Exercise goal: Within the material below, find each line bearing the word "latGap" and present it.

***** Records for the exercise

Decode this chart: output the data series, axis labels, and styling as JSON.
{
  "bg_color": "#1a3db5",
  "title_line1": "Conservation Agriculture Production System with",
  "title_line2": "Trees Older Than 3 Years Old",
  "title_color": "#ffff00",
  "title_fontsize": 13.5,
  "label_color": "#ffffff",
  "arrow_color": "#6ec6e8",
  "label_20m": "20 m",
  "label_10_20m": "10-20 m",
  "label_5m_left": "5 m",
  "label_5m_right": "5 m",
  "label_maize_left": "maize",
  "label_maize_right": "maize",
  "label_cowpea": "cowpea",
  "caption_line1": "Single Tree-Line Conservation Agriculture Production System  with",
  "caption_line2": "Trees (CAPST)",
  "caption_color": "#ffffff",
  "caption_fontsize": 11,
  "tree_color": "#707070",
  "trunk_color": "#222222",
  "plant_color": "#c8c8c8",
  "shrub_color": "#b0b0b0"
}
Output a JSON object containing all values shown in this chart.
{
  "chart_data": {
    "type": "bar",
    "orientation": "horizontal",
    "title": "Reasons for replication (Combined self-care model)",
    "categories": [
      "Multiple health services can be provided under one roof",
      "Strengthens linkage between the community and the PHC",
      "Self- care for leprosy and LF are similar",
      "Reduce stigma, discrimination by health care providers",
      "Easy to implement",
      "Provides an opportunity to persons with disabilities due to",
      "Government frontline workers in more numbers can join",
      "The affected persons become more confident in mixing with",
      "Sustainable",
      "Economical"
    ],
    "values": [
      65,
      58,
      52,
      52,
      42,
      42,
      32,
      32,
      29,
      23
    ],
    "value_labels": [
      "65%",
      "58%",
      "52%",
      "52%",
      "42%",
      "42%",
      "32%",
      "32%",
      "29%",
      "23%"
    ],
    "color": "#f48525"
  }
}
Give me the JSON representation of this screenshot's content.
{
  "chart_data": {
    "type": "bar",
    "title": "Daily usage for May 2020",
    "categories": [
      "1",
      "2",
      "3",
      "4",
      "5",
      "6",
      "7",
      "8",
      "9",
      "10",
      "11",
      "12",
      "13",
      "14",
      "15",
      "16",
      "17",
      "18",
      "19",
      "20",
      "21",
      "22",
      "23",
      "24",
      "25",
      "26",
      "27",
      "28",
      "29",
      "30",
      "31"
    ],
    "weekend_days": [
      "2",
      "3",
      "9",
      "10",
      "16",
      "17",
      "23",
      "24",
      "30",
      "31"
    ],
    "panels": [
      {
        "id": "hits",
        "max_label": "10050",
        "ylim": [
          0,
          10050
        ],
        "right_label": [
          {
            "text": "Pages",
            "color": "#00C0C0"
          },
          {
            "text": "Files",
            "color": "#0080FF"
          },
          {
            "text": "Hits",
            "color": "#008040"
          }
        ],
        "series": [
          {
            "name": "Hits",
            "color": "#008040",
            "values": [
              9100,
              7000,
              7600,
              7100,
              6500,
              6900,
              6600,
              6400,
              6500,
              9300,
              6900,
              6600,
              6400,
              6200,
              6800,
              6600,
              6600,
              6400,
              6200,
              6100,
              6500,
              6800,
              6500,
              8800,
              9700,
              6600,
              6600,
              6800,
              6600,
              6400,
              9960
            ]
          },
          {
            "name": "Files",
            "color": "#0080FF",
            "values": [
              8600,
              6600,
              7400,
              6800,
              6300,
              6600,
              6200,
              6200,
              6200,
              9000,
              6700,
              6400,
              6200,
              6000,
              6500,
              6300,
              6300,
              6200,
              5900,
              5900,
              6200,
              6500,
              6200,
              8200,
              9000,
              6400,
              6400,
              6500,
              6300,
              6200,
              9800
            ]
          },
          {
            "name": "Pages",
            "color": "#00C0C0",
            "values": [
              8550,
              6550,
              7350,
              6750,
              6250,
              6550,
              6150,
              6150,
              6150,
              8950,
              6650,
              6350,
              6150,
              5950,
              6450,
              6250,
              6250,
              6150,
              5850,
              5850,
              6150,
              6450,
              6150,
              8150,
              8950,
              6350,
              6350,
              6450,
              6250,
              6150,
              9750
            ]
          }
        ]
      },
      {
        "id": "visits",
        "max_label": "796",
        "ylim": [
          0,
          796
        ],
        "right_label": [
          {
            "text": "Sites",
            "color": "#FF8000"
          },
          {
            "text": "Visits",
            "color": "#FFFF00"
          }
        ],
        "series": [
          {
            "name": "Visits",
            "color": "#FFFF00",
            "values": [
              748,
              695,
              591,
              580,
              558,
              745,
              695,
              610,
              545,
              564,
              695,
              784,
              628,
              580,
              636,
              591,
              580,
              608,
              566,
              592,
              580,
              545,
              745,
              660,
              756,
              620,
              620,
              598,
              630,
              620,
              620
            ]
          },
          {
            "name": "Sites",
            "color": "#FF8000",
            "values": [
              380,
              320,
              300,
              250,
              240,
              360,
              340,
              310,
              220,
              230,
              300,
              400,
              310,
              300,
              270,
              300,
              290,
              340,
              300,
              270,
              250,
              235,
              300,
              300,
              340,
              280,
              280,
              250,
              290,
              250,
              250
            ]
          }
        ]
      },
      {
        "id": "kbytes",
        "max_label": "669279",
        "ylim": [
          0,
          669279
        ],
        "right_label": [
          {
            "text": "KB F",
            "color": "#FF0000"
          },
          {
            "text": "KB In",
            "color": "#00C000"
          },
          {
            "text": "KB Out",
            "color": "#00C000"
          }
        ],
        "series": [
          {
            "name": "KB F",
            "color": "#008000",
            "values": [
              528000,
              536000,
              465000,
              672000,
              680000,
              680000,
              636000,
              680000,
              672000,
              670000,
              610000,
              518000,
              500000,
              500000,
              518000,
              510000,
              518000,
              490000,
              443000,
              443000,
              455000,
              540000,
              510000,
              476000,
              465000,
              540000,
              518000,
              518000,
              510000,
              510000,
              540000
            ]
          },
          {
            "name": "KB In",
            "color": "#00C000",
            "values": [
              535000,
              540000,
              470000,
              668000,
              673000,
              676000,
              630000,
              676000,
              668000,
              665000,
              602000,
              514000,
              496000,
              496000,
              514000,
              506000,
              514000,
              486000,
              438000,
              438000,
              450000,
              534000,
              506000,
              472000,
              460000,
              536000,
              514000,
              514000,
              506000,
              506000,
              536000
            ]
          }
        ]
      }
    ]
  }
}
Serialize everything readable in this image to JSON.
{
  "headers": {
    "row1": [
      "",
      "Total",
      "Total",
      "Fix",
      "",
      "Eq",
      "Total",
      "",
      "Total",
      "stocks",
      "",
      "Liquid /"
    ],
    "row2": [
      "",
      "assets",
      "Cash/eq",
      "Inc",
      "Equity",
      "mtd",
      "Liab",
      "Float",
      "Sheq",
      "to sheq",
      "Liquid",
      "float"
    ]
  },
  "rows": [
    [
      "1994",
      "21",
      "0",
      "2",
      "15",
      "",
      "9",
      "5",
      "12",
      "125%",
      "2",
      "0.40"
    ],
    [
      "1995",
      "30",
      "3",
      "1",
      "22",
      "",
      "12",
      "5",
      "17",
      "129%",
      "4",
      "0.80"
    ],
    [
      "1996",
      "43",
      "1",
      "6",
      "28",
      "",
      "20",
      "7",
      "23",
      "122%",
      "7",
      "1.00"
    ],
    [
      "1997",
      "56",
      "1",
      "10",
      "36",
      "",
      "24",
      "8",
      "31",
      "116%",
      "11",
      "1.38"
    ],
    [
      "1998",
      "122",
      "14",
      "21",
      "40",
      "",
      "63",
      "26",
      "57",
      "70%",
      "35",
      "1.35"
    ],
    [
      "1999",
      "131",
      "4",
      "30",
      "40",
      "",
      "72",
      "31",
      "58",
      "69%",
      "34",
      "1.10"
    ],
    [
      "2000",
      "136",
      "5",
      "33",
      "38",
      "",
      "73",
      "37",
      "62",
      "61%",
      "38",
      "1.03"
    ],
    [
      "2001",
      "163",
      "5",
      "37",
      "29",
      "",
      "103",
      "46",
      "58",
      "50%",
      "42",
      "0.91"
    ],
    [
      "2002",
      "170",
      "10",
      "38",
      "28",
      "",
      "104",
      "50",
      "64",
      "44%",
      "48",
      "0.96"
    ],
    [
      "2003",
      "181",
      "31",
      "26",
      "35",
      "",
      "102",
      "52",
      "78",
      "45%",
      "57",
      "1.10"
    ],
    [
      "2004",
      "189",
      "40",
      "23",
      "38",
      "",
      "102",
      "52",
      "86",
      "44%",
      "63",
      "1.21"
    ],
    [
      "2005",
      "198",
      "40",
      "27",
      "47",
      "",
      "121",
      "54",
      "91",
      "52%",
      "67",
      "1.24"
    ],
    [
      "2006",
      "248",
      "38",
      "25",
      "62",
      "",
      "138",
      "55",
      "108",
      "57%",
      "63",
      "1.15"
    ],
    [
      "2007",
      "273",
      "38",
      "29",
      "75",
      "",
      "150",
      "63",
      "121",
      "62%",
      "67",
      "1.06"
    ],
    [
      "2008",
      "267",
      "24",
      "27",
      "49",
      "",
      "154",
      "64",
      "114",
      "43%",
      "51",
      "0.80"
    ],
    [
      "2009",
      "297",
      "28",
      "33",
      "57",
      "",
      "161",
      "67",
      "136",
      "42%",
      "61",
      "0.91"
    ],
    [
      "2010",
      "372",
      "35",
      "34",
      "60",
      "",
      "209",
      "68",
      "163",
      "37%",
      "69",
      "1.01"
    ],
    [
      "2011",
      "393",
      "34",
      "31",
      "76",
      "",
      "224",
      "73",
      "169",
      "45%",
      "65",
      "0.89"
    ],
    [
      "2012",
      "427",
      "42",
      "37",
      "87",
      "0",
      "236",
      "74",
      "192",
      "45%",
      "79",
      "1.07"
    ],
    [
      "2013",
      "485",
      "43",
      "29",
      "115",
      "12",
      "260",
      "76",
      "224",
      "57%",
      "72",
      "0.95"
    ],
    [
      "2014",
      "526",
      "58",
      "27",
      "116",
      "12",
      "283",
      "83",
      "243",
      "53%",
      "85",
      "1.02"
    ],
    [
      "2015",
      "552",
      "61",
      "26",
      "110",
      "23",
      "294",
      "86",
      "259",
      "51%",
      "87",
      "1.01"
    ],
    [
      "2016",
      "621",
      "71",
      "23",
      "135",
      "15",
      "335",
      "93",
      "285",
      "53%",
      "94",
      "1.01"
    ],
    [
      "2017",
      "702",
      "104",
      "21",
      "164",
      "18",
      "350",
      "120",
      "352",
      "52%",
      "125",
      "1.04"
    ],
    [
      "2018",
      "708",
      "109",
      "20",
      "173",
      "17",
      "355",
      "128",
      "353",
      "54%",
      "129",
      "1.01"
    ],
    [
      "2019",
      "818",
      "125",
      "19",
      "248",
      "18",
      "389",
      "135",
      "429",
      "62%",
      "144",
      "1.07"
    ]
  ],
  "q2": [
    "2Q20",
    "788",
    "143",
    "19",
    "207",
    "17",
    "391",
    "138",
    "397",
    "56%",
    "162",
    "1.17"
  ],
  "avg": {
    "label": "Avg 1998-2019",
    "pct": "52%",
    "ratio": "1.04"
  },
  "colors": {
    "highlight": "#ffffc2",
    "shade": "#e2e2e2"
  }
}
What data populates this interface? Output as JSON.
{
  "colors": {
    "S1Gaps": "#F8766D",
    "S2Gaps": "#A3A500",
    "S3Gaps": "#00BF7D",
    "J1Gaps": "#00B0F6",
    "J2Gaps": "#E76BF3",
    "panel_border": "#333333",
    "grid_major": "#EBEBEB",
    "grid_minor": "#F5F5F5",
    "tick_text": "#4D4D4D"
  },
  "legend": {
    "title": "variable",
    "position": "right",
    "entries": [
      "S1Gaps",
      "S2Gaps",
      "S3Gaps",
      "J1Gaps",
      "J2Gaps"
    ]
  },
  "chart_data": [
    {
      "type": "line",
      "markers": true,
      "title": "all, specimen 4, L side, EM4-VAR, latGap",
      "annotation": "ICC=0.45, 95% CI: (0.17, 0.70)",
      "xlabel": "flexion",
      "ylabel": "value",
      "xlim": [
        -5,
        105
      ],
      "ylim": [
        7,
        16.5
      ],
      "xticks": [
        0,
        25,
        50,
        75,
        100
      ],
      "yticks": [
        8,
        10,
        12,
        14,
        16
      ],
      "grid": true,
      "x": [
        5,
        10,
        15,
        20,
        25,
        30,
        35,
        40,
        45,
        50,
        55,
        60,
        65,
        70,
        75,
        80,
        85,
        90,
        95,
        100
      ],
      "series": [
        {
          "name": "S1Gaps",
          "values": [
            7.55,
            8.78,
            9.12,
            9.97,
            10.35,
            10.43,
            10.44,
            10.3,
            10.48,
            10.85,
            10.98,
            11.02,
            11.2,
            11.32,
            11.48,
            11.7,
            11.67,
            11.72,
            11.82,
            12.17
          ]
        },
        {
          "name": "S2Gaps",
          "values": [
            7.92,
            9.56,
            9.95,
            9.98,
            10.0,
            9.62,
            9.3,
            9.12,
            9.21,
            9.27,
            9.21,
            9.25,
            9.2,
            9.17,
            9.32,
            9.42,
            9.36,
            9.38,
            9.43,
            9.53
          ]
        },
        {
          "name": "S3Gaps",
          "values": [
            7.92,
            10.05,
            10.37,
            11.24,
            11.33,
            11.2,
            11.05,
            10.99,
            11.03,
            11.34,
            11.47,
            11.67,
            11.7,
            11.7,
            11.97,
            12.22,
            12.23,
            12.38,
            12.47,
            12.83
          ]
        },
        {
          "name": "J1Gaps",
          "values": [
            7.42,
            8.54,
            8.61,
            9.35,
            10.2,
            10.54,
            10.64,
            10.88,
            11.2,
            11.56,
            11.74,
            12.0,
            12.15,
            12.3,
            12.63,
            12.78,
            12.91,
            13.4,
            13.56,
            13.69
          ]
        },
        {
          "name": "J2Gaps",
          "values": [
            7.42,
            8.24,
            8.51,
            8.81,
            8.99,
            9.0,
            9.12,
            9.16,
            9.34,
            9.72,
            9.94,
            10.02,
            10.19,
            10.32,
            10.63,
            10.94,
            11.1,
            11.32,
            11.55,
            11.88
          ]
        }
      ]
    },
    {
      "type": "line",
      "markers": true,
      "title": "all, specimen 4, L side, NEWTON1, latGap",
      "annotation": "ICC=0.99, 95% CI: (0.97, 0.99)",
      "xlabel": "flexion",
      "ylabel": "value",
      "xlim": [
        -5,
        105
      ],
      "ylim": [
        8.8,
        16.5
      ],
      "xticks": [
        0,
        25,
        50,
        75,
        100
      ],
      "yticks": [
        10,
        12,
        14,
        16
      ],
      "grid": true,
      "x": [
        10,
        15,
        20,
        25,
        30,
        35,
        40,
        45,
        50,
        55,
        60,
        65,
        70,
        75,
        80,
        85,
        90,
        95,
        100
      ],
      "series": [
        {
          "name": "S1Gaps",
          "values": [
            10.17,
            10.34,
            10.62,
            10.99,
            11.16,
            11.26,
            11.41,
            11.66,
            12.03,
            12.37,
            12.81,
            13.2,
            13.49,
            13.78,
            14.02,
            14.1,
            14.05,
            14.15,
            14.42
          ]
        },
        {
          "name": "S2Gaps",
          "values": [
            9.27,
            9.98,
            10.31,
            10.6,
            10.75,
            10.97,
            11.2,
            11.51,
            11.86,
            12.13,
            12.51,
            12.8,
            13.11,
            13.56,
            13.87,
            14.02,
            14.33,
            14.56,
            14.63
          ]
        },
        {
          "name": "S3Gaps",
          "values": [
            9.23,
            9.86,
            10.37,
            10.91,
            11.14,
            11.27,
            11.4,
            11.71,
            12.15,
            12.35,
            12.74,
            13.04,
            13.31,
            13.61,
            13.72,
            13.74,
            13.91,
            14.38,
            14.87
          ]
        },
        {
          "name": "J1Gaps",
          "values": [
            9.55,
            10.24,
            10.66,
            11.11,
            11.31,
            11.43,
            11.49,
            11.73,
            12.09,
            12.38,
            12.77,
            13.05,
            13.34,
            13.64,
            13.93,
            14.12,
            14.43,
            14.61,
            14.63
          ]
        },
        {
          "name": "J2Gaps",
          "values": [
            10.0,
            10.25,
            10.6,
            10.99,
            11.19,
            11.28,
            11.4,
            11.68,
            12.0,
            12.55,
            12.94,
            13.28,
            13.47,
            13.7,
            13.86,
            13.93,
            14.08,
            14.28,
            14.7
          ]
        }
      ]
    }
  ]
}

**********

The result:
      "title": "all, specimen 4, L side, EM4-VAR, latGap",
      "title": "all, specimen 4, L side, NEWTON1, latGap",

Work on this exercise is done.